══ AUSGEWÄHLTER TEXTAUSZUG ══

Barsch-Alarm: Das mit den Schwarzanglern dürfte im Moment, da es in Ihrem Fluss ja einen ganz guten Zanderbestand gibt, ja vor allem nachts ein Problem sein, oder?
Fischer: Naja. Zum Glück beißt der Zander nachts nicht. Zander fressen nur am Tag. Das sind tagaktive Räuber. Außerdem ziehen die Fische ja sowieso wieder in die Havel. Ich weiß ganz genau wo. Ich hab nämlich mal auf der Havel gelernt. Aber ich werde mich hüten, Ihnen das zu verraten.
Barsch-Alarm: Ich geb‘ einen aus!
Fischer: Lassen Sie mal. Das bringt nichts.
Barsch-Alarm: Na denn wünsch ich Ihnen mal viel Glück. Ach ja, eine Frage noch: Man hört die Angler immer über den Rückgang der Zander in der Havel reden. Was halten Sie davon? Ist das typisches Anglergequassel?

═══

*ZU BEARBEITENDE AUFGABEN*
a - Kopieren Sie aus dem Interview über Zander den Abschnitt von „Fischer: Naja. Zum“ bis „das zu verraten.“ wortgetreu.
b - Setzen Sie das Interview über Zander im Anschluss an seinen letzten Satz fort.
Die Einträge haben mit dem Interview über Zander nichts zu tun.

══ DATENSATZ ══

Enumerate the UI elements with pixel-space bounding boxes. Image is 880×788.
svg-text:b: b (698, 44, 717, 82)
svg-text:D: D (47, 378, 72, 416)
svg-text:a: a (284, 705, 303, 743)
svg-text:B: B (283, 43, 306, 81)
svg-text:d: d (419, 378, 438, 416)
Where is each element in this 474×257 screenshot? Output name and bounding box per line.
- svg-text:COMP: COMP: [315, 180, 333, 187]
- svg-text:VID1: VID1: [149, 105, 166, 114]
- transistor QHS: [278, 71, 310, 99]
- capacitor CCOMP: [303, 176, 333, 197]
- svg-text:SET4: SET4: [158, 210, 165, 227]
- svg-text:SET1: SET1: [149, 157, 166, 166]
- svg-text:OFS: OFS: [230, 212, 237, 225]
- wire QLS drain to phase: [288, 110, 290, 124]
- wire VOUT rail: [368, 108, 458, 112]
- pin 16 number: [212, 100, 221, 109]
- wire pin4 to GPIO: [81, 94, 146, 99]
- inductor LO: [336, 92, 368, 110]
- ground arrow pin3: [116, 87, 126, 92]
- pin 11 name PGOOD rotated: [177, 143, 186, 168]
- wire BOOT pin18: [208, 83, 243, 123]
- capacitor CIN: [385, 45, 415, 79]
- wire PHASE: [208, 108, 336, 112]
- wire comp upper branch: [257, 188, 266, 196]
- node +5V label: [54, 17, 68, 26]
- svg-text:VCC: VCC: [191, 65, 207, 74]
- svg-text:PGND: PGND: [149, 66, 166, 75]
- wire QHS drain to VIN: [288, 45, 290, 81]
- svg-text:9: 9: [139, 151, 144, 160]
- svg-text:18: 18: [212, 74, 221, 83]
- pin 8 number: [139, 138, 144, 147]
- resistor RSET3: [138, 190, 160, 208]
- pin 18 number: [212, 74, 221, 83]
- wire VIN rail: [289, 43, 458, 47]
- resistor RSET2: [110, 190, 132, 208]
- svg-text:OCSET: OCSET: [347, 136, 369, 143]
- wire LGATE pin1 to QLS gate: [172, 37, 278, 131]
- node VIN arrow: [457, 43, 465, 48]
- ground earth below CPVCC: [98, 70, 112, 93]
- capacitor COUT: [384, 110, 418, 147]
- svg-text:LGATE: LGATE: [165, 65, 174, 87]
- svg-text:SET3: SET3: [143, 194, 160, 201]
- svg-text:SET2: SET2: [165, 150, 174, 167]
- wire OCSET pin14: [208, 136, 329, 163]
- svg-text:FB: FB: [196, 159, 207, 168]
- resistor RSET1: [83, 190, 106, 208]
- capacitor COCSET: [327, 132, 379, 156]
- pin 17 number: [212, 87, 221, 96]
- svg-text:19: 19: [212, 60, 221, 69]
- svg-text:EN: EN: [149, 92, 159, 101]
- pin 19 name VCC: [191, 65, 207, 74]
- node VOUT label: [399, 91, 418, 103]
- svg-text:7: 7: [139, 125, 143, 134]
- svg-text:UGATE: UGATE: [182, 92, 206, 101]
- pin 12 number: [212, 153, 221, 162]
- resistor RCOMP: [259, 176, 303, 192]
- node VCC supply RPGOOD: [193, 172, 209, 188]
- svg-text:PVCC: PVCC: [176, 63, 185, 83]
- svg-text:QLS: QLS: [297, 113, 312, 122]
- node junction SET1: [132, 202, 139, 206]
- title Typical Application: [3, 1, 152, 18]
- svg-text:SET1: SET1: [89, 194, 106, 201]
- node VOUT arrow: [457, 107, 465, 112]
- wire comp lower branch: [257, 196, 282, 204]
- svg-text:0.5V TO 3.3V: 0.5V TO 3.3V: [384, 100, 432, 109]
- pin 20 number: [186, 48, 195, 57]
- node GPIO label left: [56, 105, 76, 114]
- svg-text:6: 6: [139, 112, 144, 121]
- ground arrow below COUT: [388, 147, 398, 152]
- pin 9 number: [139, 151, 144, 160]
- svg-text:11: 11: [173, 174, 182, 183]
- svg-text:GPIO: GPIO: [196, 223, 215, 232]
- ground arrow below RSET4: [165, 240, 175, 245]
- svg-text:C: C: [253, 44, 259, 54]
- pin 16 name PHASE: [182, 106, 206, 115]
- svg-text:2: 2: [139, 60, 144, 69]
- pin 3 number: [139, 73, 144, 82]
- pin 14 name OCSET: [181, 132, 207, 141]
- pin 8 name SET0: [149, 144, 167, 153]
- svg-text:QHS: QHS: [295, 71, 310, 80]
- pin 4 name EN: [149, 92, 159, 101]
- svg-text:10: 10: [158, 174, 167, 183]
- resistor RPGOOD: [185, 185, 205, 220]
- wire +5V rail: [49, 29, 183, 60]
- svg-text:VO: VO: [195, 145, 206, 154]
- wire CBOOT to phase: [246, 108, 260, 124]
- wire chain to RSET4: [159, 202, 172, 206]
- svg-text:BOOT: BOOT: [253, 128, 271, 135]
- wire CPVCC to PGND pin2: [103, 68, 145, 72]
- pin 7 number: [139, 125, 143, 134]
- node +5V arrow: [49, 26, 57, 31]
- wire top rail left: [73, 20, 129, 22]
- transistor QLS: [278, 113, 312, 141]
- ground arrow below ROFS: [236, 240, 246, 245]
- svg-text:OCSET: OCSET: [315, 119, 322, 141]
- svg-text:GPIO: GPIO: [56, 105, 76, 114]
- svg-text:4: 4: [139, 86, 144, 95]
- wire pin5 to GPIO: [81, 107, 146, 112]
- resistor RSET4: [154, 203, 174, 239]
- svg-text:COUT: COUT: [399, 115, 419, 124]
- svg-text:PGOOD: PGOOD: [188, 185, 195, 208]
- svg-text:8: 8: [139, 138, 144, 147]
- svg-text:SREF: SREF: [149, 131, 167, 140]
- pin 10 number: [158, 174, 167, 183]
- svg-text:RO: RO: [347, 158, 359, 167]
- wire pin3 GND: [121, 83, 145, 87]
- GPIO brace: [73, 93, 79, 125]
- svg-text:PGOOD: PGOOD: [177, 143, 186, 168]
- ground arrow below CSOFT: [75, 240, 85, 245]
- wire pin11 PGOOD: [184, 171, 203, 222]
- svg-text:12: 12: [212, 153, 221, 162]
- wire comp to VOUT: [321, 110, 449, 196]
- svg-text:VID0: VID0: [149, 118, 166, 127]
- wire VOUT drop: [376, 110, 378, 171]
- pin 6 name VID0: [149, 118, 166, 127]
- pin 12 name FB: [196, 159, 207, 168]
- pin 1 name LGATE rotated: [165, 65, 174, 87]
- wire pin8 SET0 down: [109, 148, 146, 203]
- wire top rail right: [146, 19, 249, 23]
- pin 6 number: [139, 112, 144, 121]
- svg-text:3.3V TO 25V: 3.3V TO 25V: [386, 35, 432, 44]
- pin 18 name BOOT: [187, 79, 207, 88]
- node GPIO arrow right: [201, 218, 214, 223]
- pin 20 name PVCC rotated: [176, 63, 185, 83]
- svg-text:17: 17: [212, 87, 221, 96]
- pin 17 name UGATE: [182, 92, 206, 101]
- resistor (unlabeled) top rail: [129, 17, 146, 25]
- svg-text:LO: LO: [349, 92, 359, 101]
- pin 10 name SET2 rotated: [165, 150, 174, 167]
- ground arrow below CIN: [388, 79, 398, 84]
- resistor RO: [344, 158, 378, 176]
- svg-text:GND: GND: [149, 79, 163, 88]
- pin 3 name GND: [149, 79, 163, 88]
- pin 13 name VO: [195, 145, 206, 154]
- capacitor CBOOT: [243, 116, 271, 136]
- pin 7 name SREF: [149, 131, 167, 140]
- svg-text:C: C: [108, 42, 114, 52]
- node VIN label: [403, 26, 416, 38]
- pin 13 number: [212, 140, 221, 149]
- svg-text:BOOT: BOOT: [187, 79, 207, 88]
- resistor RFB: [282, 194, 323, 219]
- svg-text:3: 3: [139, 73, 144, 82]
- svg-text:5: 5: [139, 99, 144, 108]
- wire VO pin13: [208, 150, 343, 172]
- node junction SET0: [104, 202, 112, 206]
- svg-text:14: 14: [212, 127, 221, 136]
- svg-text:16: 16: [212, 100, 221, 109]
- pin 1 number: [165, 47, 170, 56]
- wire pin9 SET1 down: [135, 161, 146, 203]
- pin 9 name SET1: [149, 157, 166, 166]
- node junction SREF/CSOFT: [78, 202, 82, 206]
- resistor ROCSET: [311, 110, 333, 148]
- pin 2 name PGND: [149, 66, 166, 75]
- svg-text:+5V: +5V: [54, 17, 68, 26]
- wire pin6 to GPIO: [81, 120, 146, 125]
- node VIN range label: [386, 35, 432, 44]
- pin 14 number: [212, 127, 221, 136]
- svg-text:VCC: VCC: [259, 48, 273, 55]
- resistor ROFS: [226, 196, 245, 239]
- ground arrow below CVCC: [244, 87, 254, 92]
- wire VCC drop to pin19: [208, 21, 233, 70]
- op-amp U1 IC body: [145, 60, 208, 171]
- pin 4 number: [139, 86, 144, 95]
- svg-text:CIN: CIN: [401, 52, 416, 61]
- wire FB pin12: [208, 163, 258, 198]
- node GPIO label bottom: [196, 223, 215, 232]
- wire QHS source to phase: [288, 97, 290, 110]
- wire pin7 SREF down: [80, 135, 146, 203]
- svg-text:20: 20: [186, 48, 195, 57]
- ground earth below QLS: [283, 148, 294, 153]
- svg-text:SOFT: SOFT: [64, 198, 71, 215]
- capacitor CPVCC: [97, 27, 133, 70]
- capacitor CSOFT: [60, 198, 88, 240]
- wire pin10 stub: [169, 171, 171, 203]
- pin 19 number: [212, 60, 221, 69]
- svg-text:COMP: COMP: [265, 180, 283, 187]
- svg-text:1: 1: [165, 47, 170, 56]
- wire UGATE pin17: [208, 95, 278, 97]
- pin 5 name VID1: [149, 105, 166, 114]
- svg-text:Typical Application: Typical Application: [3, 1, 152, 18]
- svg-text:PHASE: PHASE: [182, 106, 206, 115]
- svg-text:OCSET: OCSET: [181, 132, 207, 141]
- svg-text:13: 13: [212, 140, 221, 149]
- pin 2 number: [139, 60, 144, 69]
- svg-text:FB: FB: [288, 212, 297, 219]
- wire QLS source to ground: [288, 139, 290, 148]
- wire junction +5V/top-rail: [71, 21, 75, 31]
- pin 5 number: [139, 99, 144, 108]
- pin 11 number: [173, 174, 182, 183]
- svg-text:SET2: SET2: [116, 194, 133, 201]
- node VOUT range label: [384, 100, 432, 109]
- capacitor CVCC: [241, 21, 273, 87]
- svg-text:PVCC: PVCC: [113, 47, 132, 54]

═══

*ERWARTETE ANTWORTEN*
a -
Fischer: Naja. Zum Glück beißt der Zander nachts nicht. Zander fressen nur am Tag. Das sind tagaktive Räuber. Außerdem ziehen die Fische ja sowieso wieder in die Havel. Ich weiß ganz genau wo. Ich hab nämlich mal auf der Havel gelernt. Aber ich werde mich hüten, Ihnen das zu verraten.

b -
Fischer: Der Zanderbestand in der Havel ist relativ stabil. Die Angler fangen im Moment viele kleine Zander. Solche Zeiten gab es früher auch schon. Oft fangen dann auch die Fischer nur kleinere Fische. Auf 7 gute Jahre kommen eben 7 schlechte Jahre. Das hat mit dem Bestand nichts zu tun. Die großen Fische sind eben vorsichtiger und weder vom Angler noch vom Fischer einfach zu überlisten. Aber Zander gibt es viele in der Havel. Das liegt vor allem auch an den Fischern, die den Fischen Laichplätze schaffen. Ohne die würden sich die Zander nicht natürlich in der Havel vermehren können.